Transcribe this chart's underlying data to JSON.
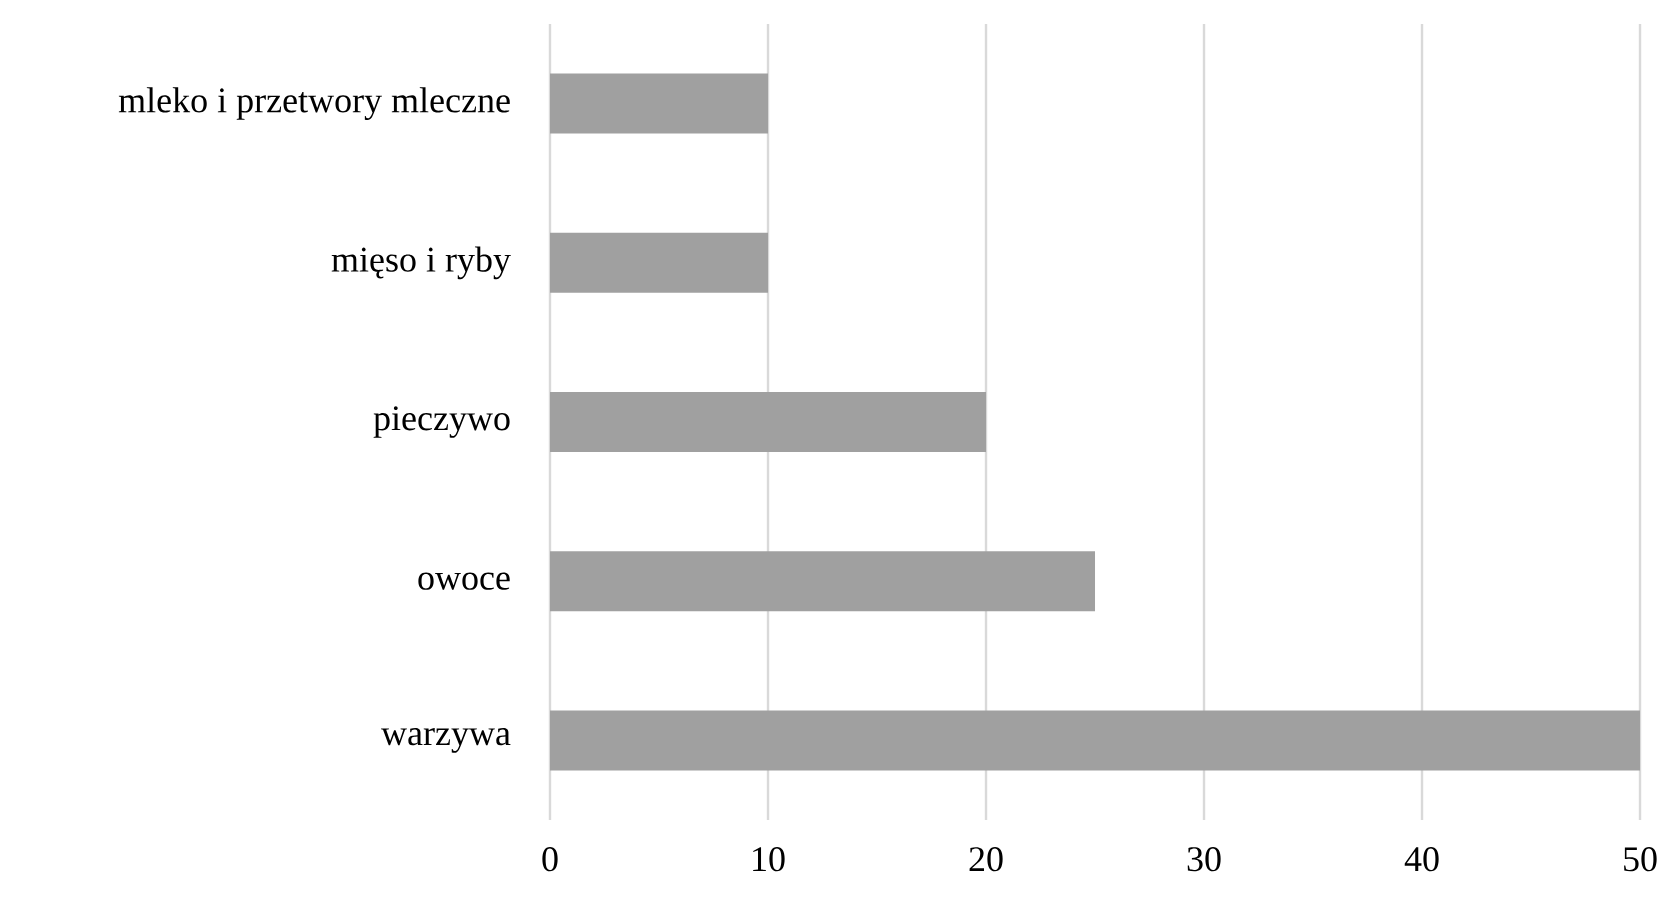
{
  "chart_data": {
    "type": "bar",
    "orientation": "horizontal",
    "categories": [
      "mleko i przetwory mleczne",
      "mięso i ryby",
      "pieczywo",
      "owoce",
      "warzywa"
    ],
    "values": [
      10,
      10,
      20,
      25,
      50
    ],
    "color": "#a0a0a0",
    "xlim": [
      0,
      50
    ],
    "xticks": [
      0,
      10,
      20,
      30,
      40,
      50
    ],
    "grid": "x"
  }
}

= = = = = = =

What is expected: Leave out the pictures and repeat everything else in the records exactly.

Task output:
Transcribe this chart's underlying data to JSON.
{
  "chart_data": {
    "type": "bar",
    "orientation": "horizontal",
    "categories": [
      "mleko i przetwory mleczne",
      "mięso i ryby",
      "pieczywo",
      "owoce",
      "warzywa"
    ],
    "values": [
      10,
      10,
      20,
      25,
      50
    ],
    "color": "#a0a0a0",
    "xlim": [
      0,
      50
    ],
    "xticks": [
      0,
      10,
      20,
      30,
      40,
      50
    ],
    "grid": "x"
  }
}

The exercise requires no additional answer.